◆ **Extracted data**:

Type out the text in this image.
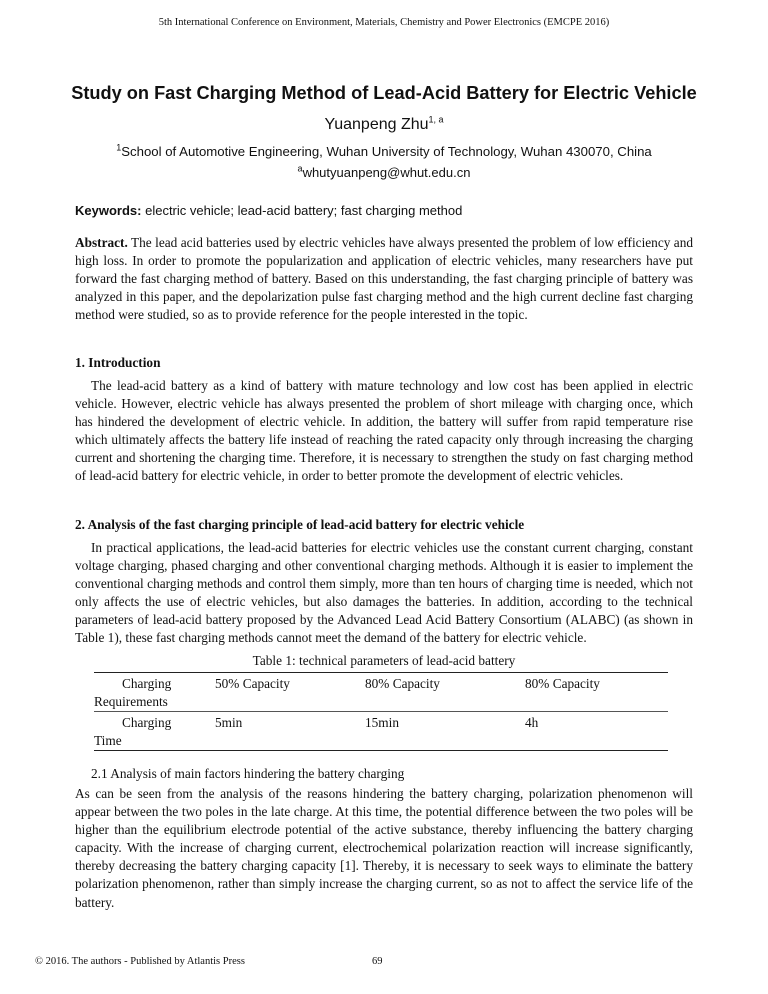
5th International Conference on Environment, Materials, Chemistry and Power Electronics (EMCPE 2016)
Study on Fast Charging Method of Lead-Acid Battery for Electric Vehicle
Yuanpeng Zhu$^{1, a}$
$^1$School of Automotive Engineering, Wuhan University of Technology, Wuhan 430070, China
$^a$whutyuanpeng@whut.edu.cn
Keywords: electric vehicle; lead-acid battery; fast charging method

Abstract. The lead acid batteries used by electric vehicles have always presented the problem of low efficiency and high loss. In order to promote the popularization and application of electric vehicles, many researchers have put forward the fast charging method of battery. Based on this understanding, the fast charging principle of battery was analyzed in this paper, and the depolarization pulse fast charging method and the high current decline fast charging method were studied, so as to provide reference for the people interested in the topic.

1. Introduction

The lead-acid battery as a kind of battery with mature technology and low cost has been applied in electric vehicle. However, electric vehicle has always presented the problem of short mileage with charging once, which has hindered the development of electric vehicle. In addition, the battery will suffer from rapid temperature rise which ultimately affects the battery life instead of reaching the rated capacity only through increasing the charging current and shortening the charging time. Therefore, it is necessary to strengthen the study on fast charging method of lead-acid battery for electric vehicle, in order to better promote the development of electric vehicles.

2. Analysis of the fast charging principle of lead-acid battery for electric vehicle

In practical applications, the lead-acid batteries for electric vehicles use the constant current charging, constant voltage charging, phased charging and other conventional charging methods. Although it is easier to implement the conventional charging methods and control them simply, more than ten hours of charging time is needed, which not only affects the use of electric vehicles, but also damages the batteries. In addition, according to the technical parameters of lead-acid battery proposed by the Advanced Lead Acid Battery Consortium (ALABC) (as shown in Table 1), these fast charging methods cannot meet the demand of the battery for electric vehicle.

Table 1: technical parameters of lead-acid battery
Charging
Requirements	50% Capacity	80% Capacity	80% Capacity

Charging
Time	5min	15min	4h
2.1 Analysis of main factors hindering the battery charging

As can be seen from the analysis of the reasons hindering the battery charging, polarization phenomenon will appear between the two poles in the late charge. At this time, the potential difference between the two poles will be higher than the equilibrium electrode potential of the active substance, thereby influencing the battery charging capacity. With the increase of charging current, electrochemical polarization reaction will increase significantly, thereby decreasing the battery charging capacity [1]. Thereby, it is necessary to seek ways to eliminate the battery polarization phenomenon, rather than simply increase the charging current, so as not to affect the service life of the battery.

© 2016. The authors - Published by Atlantis Press	69
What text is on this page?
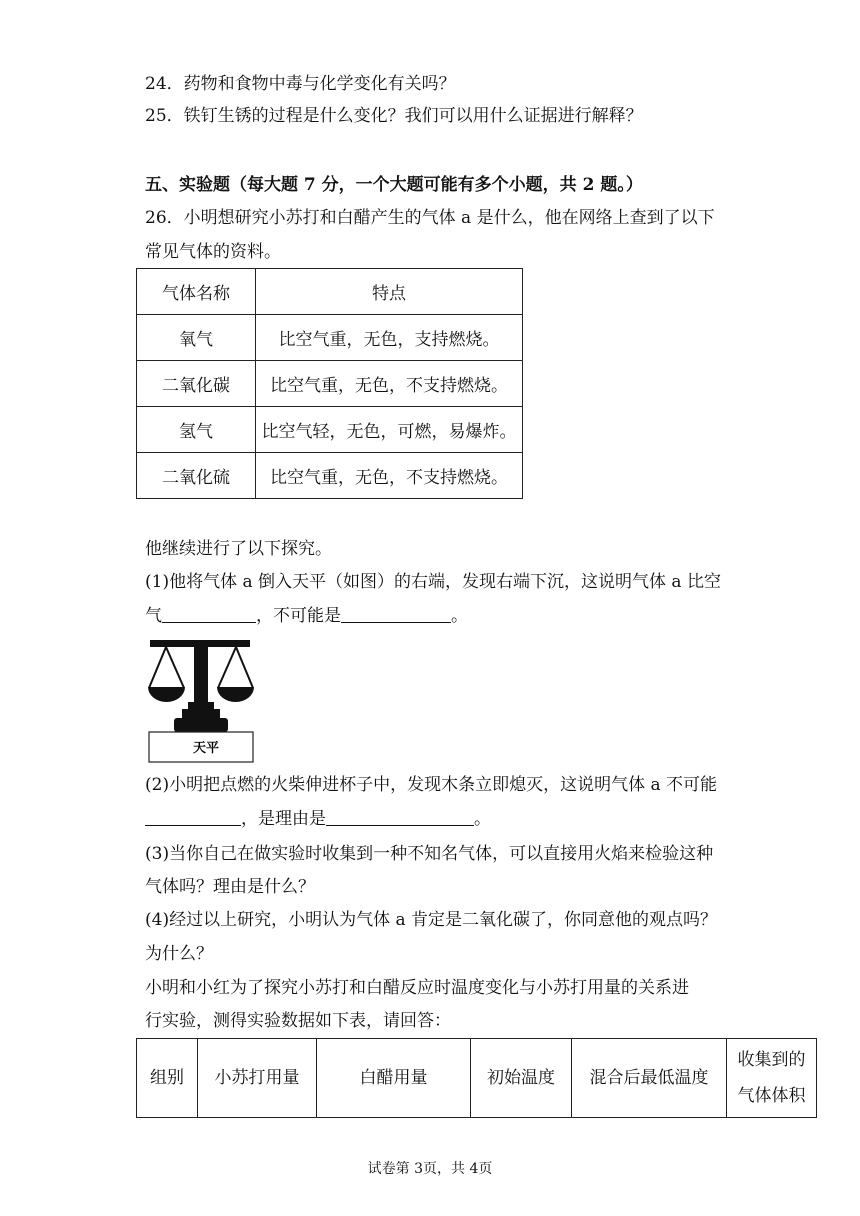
24．药物和食物中毒与化学变化有关吗？
25．铁钉生锈的过程是什么变化？我们可以用什么证据进行解释？
五、实验题（每大题 7 分，一个大题可能有多个小题，共 2 题。）
26．小明想研究小苏打和白醋产生的气体 a 是什么，他在网络上查到了以下
常见气体的资料。
气体名称	特点
氧气	比空气重，无色，支持燃烧。
二氧化碳	比空气重，无色，不支持燃烧。
氢气	比空气轻，无色，可燃，易爆炸。
二氧化硫	比空气重，无色，不支持燃烧。
他继续进行了以下探究。
(1)他将气体 a 倒入天平（如图）的右端，发现右端下沉，这说明气体 a 比空
气	，不可能是	。
天平
(2)小明把点燃的火柴伸进杯子中，发现木条立即熄灭，这说明气体 a 不可能
，是理由是	。
(3)当你自己在做实验时收集到一种不知名气体，可以直接用火焰来检验这种
气体吗？理由是什么？
(4)经过以上研究，小明认为气体 a 肯定是二氧化碳了，你同意他的观点吗？
为什么？
小明和小红为了探究小苏打和白醋反应时温度变化与小苏打用量的关系进
行实验，测得实验数据如下表，请回答：
组别	小苏打用量	白醋用量	初始温度	混合后最低温度	收集到的气体体积
试卷第 3页，共 4页
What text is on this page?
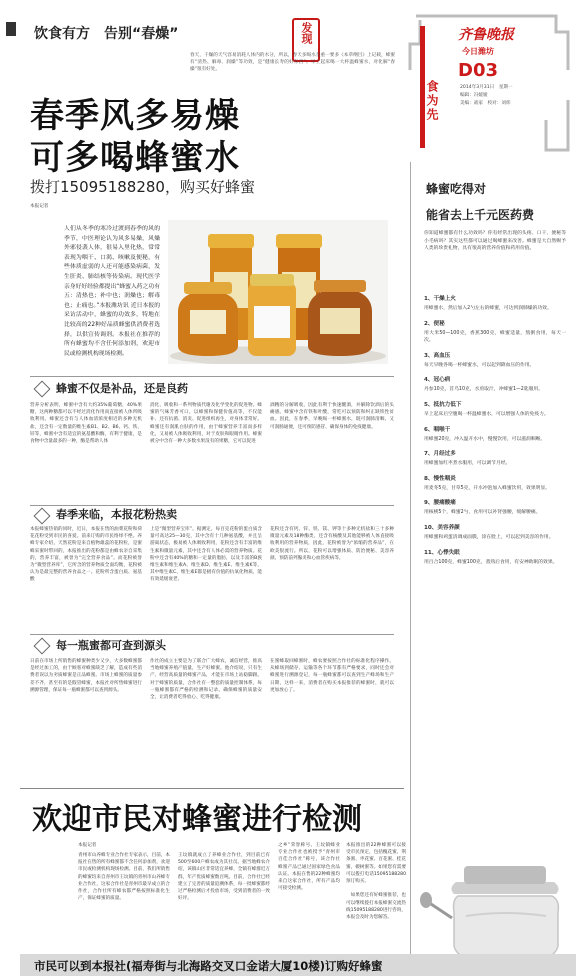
饮食有方　告别“春燥”	发现
春天，干燥的天气容易消耗人体内的水分，所以，春天多喝水是重一要多《本草纲目》上记载，蜂蜜有“清热、解毒、润燥”等功效，是“健康长寿的好东西”。早上起床喝一大杯温蜂蜜水，对化解“春燥”很有好处。
齐鲁晚报
今日潍坊
食为先
D03
2014年3月31日　星期一
编辑：冯媛媛
美编：战家　校对：刘炜
春季风多易燥
可多喝蜂蜜水
拨打15095188280，购买好蜂蜜
本报记者
人们从冬季的寒冷过渡到春季的风的季节，中医理论认为风多易燥，风燥外邪侵袭人体，很易入里化热，常常表现为咽干、口渴、咳嗽及便秘，有些体质虚弱的人还可能感染病菌，发生肝炎、肺结核等传染病。现代医学亲身好好经验都提出“蜂蜜入药之功有五：清热也；补中也；润燥也；解毒也；止痛也。”本报潍坊讯 近日本报的采访活动中，蜂蜜的功效多，特地在比较高的22种好品质蜂蜜供消费者选择，以供宣传调剂。本报社在推荐的所有蜂蜜均不含任何添加剂，欢迎市民或检测机构现场检测。
蜂蜜不仅是补品，还是良药
营养分析表明，蜂蜜中含有大约35%葡萄糖，40%果糖，这两种糖都可以不经过消化作用而直接被人体所吸收利用。蜂蜜还含有与人体血清浓度相近的多种无机盐，还含有一定数量的维生素B1、B2、B6、钙、铁、锌等，蜂蜜中含有适宜的氨基酸和酶，有利于健康，是食物中含量最多的一种，酶是帮助人体
消化、吸收和一系列物质代谢及化学变化的促进物。蜂蜜的气味芳香可口，以蜂蜜和保健价值高等，不仅能补、还有抗菌、消炎、促进组织再生，对身体非常好。蜂蜜还有润肌白肤的作用，由于蜂蜜营养丰富而多样化，又易被人体吸收利用，对于皮肤和眼睛作用。蜂蜜被分中含有一种大多数水果没有的果糖，它可以促进
酒精的分解吸收，因此有利于快速醒酒，并解除饮酒后的头痛感。蜂蜜中含有铁和叶酸，常吃可以预防和纠正缺铁性贫血。因此，在春季，早晚喝一杯蜂蜜水，既可润肺清咽、又可润肠通便，还可预防感冒、确保身体的免疫健康。
春季来临，本报花粉热卖
本报蜂蜜热销的同时，近日，本报在售的油菜花粉和荷花花粉受到市民的喜爱。前来订购的市民络绎不绝。养蜂专家介绍，天然花粉是来自植物雄蕊的花粉粒，是蜜蜂采蜜时带回的，本报推出的花粉都是由蜂农亲自采集的，营养丰富，被誉为“完全营养食品”。而花粉被誉为“微型营养库”，它所含的营养物质全面均衡，花粉被认为是最完整的营养食品之一。花粉所含蛋白质、氨基酸
上是“微型营养宝库”。据测定，每百克花粉的蛋白质含量可高达25—30克，其中含有十几种氨基酸，并且呈游离状态，极易被人体吸收利用，花粉还含有丰富的维生素和微量元素，其中还含有人体必需的营养物质。花粉中还含有40%的糖和一定量的脂肪，以及丰富的B族维生素和维生素A、维生素D、维生素E、维生素K等，其中维生素C、维生素E都是极有价值的抗氧化物质，能有效延缓衰老。
花粉还含有钙、锌、铁、镁、钾等十多种无机盐和三十多种微量元素及18种酶类，还含有核酸及其他能够被人体直接吸收利用的营养物质，因此，花粉被誉为“浓缩的营养品”，在欧美很流行。所以，花粉可以增强体质、防治便秘、美容养颜、预防前列腺炎和心血管疾病等。
每一瓶蜜都可查到源头
日前在市场上所销售的蜂蜜种类少又少，大多数蜂蜜都是经过加工的，由于顾客对蜂蜜缺乏了解，造成有些消费者误以为劣质蜂蜜是正品蜂蜜。市场上蜂蜜的质量参差不齐，甚至有的是假冒蜂蜜，本报社对所售蜂蜜进行溯源管理，保证每一瓶蜂蜜都可以查到源头。
作社的成立主要是为了联合广大蜂农，诚信经营，推高当地蜂蜜养殖产值量，生产好蜂蜜。他介绍说，只有生产、经营高质量的蜂蜜产品，才能在市场上站稳脚跟。对于蜂蜜的质量，合作社有一整套的质量控制体系，每一瓶蜂蜜都有严格的检测和记录，确保蜂蜜的质量安全，让消费者吃得放心、吃得健康。
在蜜蜂取回蜂蜜时，蜂农要按照合作社的标准化程序操作。从蜂场到储存、运输等各个环节都有严格要求，同时还会对蜂蜜进行溯源登记，每一瓶蜂蜜都可以查到生产蜂场和生产日期，这样一来，消费者在购买本报推荐的蜂蜜时，就可以更加放心了。
蜂蜜吃得对
能省去上千元医药费
你知道蜂蜜都有什么功效吗？你有经常出现的头疼、口干、便秘等小毛病吗？其实这些都可以通过喝蜂蜜来改善。蜂蜜是大自然赐予人类的珍贵礼物，具有很高的营养价值和药用价值。
1、干燥上火
用蜂蜜水，然后加入2勺左右的蜂蜜，可达到润肺燥的功效。
2、便秘
用大米50—100克，香蕉300克，蜂蜜适量，熬粥食用，每天一次。
3、高血压
每天早晚各喝一杯蜂蜜水，可以起到降血压的作用。
4、冠心病
丹参10克，首乌10克，水煎取汁，冲蜂蜜1—2匙服用。
5、抵抗力低下
早上起床后空腹喝一杯温蜂蜜水，可以增强人体的免疫力。
6、咽喉干
用蜂蜜20克，冲入温开水中，慢慢饮用，可以滋润咽喉。
7、月经过多
用蜂蜜加红枣煮水服用，可以调节月经。
8、慢性咽炎
用麦冬5克，甘草5克，开水冲泡加入蜂蜜饮用，效果明显。
9、腰痛酸痛
用核桃5个，蜂蜜2勺，食用可以补肾强腰，缓解腰痛。
10、美容养颜
用蜂蜜和鸡蛋清调成面膜，涂在脸上，可以起到美容的作用。
11、心悸失眠
用百合100克，蜂蜜100克，蒸熟后食用，有安神助眠的效果。
欢迎市民对蜂蜜进行检测
本报记者
青州市山养蜂专业合作社专家表示，目前，本报社在售的所有蜂蜜都不含任何添加剂，欢迎市民或检测机构现场检测。目前，我们所销售的蜂蜜均来自青州市王坟镇的青州市山养蜂专业合作社，这家合作社是青州市最早成立的合作社，合作社所有蜂农都严格按照标准化生产，保证蜂蜜的质量。
王坟镇就成立了养蜂业合作社，到目前已有500至600户蜂农成为其社员。据当地蜂农介绍，该镇山区非常适宜养蜂，全镇有蜂群近万群，年产优质蜂蜜数百吨。目前，合作社已经建立了完善的质量追溯体系，每一批蜂蜜都经过严格检测后才投放市场，受到消费者的一致好评。
之乡”荣誉称号。王坟镇蜂业专业合作社也被授予“青州市百佳合作社”称号，该合作社蜂蜜产品已通过国家绿色食品认证。本报在售的22种蜂蜜均来自这家合作社，所有产品均可接受检测。
本报推出的22种蜂蜜可以接受市民预定，包括槐花蜜、荆条蜜、枣花蜜、百花蜜、桂花蜜、椴树蜜等。如果您有需要可以拨打电话15095188280预订购买。

　如果您还有好蜂蜜推荐，也可以继续拨打本报蜂蜜交流热线15095188280进行咨询，本报会及时为您解答。
市民可以到本报社(福寿街与北海路交叉口金诺大厦10楼)订购好蜂蜜
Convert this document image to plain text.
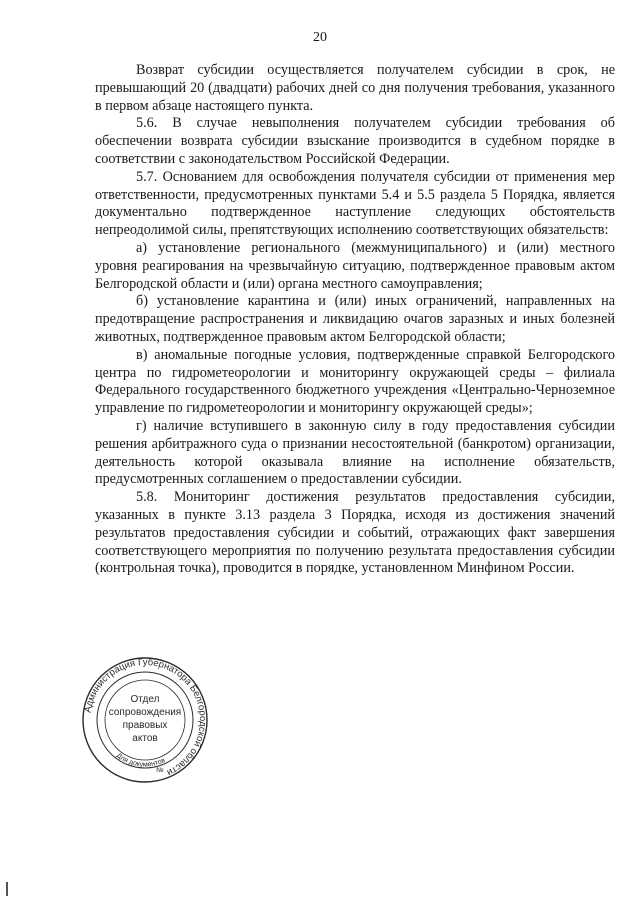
20

Возврат субсидии осуществляется получателем субсидии в срок, не превышающий 20 (двадцати) рабочих дней со дня получения требования, указанного в первом абзаце настоящего пункта.

5.6. В случае невыполнения получателем субсидии требования об обеспечении возврата субсидии взыскание производится в судебном порядке в соответствии с законодательством Российской Федерации.

5.7. Основанием для освобождения получателя субсидии от применения мер ответственности, предусмотренных пунктами 5.4 и 5.5 раздела 5 Порядка, является документально подтвержденное наступление следующих обстоятельств непреодолимой силы, препятствующих исполнению соответствующих обязательств:

а) установление регионального (межмуниципального) и (или) местного уровня реагирования на чрезвычайную ситуацию, подтвержденное правовым актом Белгородской области и (или) органа местного самоуправления;

б) установление карантина и (или) иных ограничений, направленных на предотвращение распространения и ликвидацию очагов заразных и иных болезней животных, подтвержденное правовым актом Белгородской области;

в) аномальные погодные условия, подтвержденные справкой Белгородского центра по гидрометеорологии и мониторингу окружающей среды – филиала Федерального государственного бюджетного учреждения «Центрально-Черноземное управление по гидрометеорологии и мониторингу окружающей среды»;

г) наличие вступившего в законную силу в году предоставления субсидии решения арбитражного суда о признании несостоятельной (банкротом) организации, деятельность которой оказывала влияние на исполнение обязательств, предусмотренных соглашением о предоставлении субсидии.

5.8. Мониторинг достижения результатов предоставления субсидии, указанных в пункте 3.13 раздела 3 Порядка, исходя из достижения значений результатов предоставления субсидии и событий, отражающих факт завершения соответствующего мероприятия по получению результата предоставления субсидии (контрольная точка), проводится в порядке, установленном Минфином России.

Администрация Губернатора Белгородской области
Для документов
Отдел
сопровождения
правовых
актов
№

◆ **Brief**: Read the entries and show each line that mentions "порядке".

◆ **Expected answer**:
5.6. В случае невыполнения получателем субсидии требования об обеспечении возврата субсидии взыскание производится в судебном порядке в соответствии с законодательством Российской Федерации.
5.8. Мониторинг достижения результатов предоставления субсидии, указанных в пункте 3.13 раздела 3 Порядка, исходя из достижения значений результатов предоставления субсидии и событий, отражающих факт завершения соответствующего мероприятия по получению результата предоставления субсидии (контрольная точка), проводится в порядке, установленном Минфином России.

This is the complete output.